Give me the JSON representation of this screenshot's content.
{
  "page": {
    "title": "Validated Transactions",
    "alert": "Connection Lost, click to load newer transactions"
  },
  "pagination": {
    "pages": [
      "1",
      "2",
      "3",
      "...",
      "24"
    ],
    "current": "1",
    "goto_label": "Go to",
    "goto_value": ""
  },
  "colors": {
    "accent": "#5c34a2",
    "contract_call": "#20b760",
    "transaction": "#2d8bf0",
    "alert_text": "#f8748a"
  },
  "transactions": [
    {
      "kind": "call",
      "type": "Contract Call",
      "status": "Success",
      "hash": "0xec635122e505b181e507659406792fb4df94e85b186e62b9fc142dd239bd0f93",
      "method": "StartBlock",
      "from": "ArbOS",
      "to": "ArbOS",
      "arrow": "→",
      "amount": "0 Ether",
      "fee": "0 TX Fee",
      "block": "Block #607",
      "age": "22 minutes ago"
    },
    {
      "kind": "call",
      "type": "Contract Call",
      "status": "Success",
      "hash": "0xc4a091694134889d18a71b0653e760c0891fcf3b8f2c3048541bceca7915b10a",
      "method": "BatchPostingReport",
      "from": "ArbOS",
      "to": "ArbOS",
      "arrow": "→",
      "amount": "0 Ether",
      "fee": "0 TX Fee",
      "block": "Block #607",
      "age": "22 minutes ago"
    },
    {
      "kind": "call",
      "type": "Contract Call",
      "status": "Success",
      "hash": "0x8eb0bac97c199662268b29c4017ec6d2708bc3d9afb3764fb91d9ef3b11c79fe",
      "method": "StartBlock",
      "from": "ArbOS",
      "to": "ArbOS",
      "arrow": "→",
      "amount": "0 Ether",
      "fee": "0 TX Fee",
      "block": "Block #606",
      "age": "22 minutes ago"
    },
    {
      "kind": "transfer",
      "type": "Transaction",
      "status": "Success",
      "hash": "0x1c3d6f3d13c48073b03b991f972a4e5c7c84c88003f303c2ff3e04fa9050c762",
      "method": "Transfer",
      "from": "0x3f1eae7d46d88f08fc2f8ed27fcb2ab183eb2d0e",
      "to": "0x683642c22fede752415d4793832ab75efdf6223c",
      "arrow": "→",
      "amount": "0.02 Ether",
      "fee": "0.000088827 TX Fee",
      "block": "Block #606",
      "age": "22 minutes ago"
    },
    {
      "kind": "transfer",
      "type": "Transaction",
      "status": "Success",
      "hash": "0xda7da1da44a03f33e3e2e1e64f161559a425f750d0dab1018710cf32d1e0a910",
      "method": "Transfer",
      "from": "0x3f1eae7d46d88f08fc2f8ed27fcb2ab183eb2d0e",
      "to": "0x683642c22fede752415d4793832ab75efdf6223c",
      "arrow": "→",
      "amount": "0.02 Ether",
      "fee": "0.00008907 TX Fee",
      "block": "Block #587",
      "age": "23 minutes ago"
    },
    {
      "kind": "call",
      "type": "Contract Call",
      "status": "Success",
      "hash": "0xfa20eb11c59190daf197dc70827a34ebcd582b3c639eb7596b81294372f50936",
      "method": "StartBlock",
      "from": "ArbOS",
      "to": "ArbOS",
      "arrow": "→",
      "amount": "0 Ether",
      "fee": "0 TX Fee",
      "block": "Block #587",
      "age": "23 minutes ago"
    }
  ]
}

━━━━━━━━

Exercise brief: All of the entries above need to be reproduced exactly.

Reply:
Give me the JSON representation of this screenshot's content.
{
  "page": {
    "title": "Validated Transactions",
    "alert": "Connection Lost, click to load newer transactions"
  },
  "pagination": {
    "pages": [
      "1",
      "2",
      "3",
      "...",
      "24"
    ],
    "current": "1",
    "goto_label": "Go to",
    "goto_value": ""
  },
  "colors": {
    "accent": "#5c34a2",
    "contract_call": "#20b760",
    "transaction": "#2d8bf0",
    "alert_text": "#f8748a"
  },
  "transactions": [
    {
      "kind": "call",
      "type": "Contract Call",
      "status": "Success",
      "hash": "0xec635122e505b181e507659406792fb4df94e85b186e62b9fc142dd239bd0f93",
      "method": "StartBlock",
      "from": "ArbOS",
      "to": "ArbOS",
      "arrow": "→",
      "amount": "0 Ether",
      "fee": "0 TX Fee",
      "block": "Block #607",
      "age": "22 minutes ago"
    },
    {
      "kind": "call",
      "type": "Contract Call",
      "status": "Success",
      "hash": "0xc4a091694134889d18a71b0653e760c0891fcf3b8f2c3048541bceca7915b10a",
      "method": "BatchPostingReport",
      "from": "ArbOS",
      "to": "ArbOS",
      "arrow": "→",
      "amount": "0 Ether",
      "fee": "0 TX Fee",
      "block": "Block #607",
      "age": "22 minutes ago"
    },
    {
      "kind": "call",
      "type": "Contract Call",
      "status": "Success",
      "hash": "0x8eb0bac97c199662268b29c4017ec6d2708bc3d9afb3764fb91d9ef3b11c79fe",
      "method": "StartBlock",
      "from": "ArbOS",
      "to": "ArbOS",
      "arrow": "→",
      "amount": "0 Ether",
      "fee": "0 TX Fee",
      "block": "Block #606",
      "age": "22 minutes ago"
    },
    {
      "kind": "transfer",
      "type": "Transaction",
      "status": "Success",
      "hash": "0x1c3d6f3d13c48073b03b991f972a4e5c7c84c88003f303c2ff3e04fa9050c762",
      "method": "Transfer",
      "from": "0x3f1eae7d46d88f08fc2f8ed27fcb2ab183eb2d0e",
      "to": "0x683642c22fede752415d4793832ab75efdf6223c",
      "arrow": "→",
      "amount": "0.02 Ether",
      "fee": "0.000088827 TX Fee",
      "block": "Block #606",
      "age": "22 minutes ago"
    },
    {
      "kind": "transfer",
      "type": "Transaction",
      "status": "Success",
      "hash": "0xda7da1da44a03f33e3e2e1e64f161559a425f750d0dab1018710cf32d1e0a910",
      "method": "Transfer",
      "from": "0x3f1eae7d46d88f08fc2f8ed27fcb2ab183eb2d0e",
      "to": "0x683642c22fede752415d4793832ab75efdf6223c",
      "arrow": "→",
      "amount": "0.02 Ether",
      "fee": "0.00008907 TX Fee",
      "block": "Block #587",
      "age": "23 minutes ago"
    },
    {
      "kind": "call",
      "type": "Contract Call",
      "status": "Success",
      "hash": "0xfa20eb11c59190daf197dc70827a34ebcd582b3c639eb7596b81294372f50936",
      "method": "StartBlock",
      "from": "ArbOS",
      "to": "ArbOS",
      "arrow": "→",
      "amount": "0 Ether",
      "fee": "0 TX Fee",
      "block": "Block #587",
      "age": "23 minutes ago"
    }
  ]
}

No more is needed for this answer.